[YOUR INSTRUCTIONS] Each line of the data that mentions the string "Manager" needs to be identified and copied.

[Interface dataset entries]
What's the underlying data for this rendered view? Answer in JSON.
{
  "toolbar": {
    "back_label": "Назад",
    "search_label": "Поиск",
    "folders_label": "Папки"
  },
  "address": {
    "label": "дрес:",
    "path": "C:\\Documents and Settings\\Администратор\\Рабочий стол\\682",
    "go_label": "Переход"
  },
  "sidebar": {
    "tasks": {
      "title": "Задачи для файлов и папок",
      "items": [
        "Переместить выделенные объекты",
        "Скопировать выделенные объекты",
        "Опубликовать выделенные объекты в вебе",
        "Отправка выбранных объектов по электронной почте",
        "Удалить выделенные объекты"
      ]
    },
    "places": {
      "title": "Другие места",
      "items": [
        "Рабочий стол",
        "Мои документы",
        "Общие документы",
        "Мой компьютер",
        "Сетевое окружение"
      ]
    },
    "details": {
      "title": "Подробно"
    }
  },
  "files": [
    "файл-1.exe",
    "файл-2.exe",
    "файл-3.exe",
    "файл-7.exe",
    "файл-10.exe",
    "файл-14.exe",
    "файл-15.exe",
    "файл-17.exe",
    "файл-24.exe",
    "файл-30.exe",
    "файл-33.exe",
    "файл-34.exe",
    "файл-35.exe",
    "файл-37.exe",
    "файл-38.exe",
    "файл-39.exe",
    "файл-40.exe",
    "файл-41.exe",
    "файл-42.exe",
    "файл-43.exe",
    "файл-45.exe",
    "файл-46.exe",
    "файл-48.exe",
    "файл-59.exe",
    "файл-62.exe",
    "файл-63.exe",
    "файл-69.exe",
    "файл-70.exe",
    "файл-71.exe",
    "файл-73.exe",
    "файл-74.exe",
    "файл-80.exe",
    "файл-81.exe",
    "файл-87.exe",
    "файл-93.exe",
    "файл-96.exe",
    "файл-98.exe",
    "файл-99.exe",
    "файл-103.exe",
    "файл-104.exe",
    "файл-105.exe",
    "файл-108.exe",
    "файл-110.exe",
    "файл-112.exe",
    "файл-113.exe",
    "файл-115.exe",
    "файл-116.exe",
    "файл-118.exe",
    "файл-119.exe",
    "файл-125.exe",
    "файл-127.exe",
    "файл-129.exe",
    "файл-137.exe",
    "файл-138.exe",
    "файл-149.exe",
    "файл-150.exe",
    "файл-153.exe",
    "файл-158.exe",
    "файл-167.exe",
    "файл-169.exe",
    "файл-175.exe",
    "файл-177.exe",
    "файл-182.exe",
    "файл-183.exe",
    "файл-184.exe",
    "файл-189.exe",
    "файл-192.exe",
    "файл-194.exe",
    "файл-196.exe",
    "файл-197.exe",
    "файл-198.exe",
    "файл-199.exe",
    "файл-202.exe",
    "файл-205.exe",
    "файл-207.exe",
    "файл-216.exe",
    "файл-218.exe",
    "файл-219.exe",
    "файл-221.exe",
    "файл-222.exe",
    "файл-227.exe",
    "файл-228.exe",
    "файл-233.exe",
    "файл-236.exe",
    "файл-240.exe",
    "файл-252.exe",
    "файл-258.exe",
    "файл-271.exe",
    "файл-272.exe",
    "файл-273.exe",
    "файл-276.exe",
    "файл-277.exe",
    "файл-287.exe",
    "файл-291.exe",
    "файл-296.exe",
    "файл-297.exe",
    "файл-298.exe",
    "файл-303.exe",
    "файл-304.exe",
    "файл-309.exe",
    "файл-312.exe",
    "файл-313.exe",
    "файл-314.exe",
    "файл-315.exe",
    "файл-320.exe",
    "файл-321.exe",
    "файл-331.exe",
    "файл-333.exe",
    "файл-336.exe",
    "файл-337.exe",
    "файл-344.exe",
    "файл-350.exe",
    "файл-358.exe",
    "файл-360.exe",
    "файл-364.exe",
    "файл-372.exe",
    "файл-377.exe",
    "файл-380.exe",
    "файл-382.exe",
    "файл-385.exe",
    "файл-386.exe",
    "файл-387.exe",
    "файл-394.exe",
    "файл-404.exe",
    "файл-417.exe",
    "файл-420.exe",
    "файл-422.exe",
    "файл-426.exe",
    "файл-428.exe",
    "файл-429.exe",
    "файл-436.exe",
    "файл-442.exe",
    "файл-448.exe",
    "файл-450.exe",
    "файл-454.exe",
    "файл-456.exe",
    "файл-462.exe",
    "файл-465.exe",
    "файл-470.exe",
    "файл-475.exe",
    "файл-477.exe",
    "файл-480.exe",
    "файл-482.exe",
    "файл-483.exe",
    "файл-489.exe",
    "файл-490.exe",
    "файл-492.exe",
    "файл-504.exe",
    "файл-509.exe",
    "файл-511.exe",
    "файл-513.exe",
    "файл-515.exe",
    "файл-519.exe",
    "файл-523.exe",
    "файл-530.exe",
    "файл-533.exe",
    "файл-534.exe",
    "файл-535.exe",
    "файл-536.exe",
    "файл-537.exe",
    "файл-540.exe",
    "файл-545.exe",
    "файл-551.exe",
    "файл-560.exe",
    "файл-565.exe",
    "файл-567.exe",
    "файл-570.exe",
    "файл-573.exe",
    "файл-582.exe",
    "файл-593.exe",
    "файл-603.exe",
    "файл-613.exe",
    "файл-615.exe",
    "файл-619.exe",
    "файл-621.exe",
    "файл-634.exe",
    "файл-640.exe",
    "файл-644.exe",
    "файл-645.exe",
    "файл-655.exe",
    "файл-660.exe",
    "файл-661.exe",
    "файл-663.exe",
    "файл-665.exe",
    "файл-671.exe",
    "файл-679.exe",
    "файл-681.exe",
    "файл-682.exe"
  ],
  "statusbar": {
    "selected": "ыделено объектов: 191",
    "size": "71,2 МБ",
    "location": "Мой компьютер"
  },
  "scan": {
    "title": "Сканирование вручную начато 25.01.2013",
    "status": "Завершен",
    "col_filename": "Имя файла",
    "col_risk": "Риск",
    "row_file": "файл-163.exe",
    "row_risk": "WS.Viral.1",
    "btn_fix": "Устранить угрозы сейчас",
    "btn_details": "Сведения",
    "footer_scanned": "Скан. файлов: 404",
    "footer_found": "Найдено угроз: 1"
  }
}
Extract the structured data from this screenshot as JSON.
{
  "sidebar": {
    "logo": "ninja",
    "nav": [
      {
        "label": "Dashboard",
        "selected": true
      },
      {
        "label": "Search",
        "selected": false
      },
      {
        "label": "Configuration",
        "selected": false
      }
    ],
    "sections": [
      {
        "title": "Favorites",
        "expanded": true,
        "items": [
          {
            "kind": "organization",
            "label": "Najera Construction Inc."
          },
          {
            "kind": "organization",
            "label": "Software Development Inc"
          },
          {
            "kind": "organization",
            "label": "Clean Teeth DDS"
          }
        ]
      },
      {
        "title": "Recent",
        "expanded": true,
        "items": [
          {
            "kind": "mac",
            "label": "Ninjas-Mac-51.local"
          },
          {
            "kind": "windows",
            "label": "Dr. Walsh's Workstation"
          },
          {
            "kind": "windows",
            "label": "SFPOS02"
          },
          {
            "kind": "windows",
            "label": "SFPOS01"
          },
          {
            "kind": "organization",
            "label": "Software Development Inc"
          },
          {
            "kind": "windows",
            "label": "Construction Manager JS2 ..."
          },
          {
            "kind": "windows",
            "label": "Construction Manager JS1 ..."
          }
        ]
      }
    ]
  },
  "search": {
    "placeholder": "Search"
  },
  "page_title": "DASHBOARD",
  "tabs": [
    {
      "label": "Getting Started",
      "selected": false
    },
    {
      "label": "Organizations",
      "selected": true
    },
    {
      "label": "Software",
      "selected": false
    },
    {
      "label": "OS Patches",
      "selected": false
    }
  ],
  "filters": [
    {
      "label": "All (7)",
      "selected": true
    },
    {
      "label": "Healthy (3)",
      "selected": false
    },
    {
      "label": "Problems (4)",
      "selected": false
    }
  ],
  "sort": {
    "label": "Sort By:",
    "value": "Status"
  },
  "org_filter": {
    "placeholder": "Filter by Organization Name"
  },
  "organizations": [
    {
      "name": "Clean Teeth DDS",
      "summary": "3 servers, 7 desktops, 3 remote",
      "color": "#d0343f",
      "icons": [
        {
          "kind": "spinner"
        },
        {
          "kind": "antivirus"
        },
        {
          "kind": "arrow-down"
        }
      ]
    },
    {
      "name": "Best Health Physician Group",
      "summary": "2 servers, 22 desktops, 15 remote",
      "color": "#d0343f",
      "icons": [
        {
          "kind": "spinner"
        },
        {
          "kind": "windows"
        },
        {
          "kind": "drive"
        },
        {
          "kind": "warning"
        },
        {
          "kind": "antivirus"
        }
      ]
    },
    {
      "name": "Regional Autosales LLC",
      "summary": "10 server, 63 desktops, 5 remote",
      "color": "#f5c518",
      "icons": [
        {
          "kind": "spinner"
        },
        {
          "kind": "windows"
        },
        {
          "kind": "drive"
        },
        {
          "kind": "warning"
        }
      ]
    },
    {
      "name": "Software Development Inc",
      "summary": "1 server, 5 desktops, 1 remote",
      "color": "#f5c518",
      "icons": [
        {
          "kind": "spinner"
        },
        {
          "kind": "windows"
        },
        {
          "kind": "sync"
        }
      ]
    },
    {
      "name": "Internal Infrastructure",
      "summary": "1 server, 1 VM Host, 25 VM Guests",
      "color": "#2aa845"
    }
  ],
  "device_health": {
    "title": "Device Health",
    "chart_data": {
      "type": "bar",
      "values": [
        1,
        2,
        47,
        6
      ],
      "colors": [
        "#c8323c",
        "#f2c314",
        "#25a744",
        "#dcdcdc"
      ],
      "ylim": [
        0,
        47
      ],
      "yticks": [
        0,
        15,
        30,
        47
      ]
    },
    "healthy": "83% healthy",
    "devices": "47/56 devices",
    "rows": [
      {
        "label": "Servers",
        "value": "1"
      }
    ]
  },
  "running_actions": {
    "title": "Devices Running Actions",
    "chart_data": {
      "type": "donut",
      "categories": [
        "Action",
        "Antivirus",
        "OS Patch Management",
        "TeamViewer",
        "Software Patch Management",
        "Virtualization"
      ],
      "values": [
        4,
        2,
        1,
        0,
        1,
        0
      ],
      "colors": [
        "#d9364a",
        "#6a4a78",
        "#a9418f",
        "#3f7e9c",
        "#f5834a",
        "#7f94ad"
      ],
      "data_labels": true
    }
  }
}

[ANSWER SECTION]
            "label": "Construction Manager JS2 ..."
            "label": "Construction Manager JS1 ..."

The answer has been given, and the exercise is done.